§ Task:
Exactly reproduce the entries, dropping any pictures from your copy.

§ Material for the task:
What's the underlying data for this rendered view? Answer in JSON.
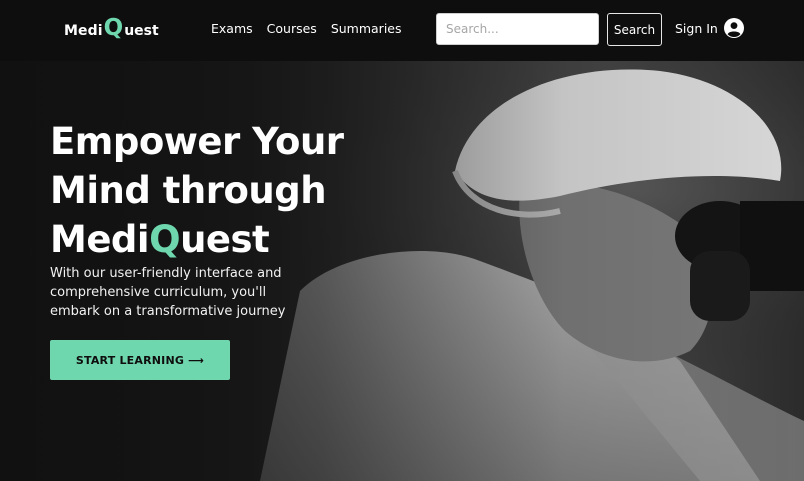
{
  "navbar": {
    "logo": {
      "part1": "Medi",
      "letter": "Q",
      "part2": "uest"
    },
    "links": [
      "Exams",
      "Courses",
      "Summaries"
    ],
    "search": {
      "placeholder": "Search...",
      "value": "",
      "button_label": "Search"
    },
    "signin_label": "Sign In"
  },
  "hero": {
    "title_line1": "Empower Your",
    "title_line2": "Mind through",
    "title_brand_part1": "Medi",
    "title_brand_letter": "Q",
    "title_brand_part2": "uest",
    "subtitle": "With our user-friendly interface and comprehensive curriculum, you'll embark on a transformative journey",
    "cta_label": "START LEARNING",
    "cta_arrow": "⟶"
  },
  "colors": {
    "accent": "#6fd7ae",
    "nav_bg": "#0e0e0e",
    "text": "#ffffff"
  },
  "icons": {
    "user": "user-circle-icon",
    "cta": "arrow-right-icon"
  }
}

§ Output for this exercise:
What's the underlying data for this rendered view? Answer in JSON.
{
  "navbar": {
    "logo": {
      "part1": "Medi",
      "letter": "Q",
      "part2": "uest"
    },
    "links": [
      "Exams",
      "Courses",
      "Summaries"
    ],
    "search": {
      "placeholder": "Search...",
      "value": "",
      "button_label": "Search"
    },
    "signin_label": "Sign In"
  },
  "hero": {
    "title_line1": "Empower Your",
    "title_line2": "Mind through",
    "title_brand_part1": "Medi",
    "title_brand_letter": "Q",
    "title_brand_part2": "uest",
    "subtitle": "With our user-friendly interface and comprehensive curriculum, you'll embark on a transformative journey",
    "cta_label": "START LEARNING",
    "cta_arrow": "⟶"
  },
  "colors": {
    "accent": "#6fd7ae",
    "nav_bg": "#0e0e0e",
    "text": "#ffffff"
  },
  "icons": {
    "user": "user-circle-icon",
    "cta": "arrow-right-icon"
  }
}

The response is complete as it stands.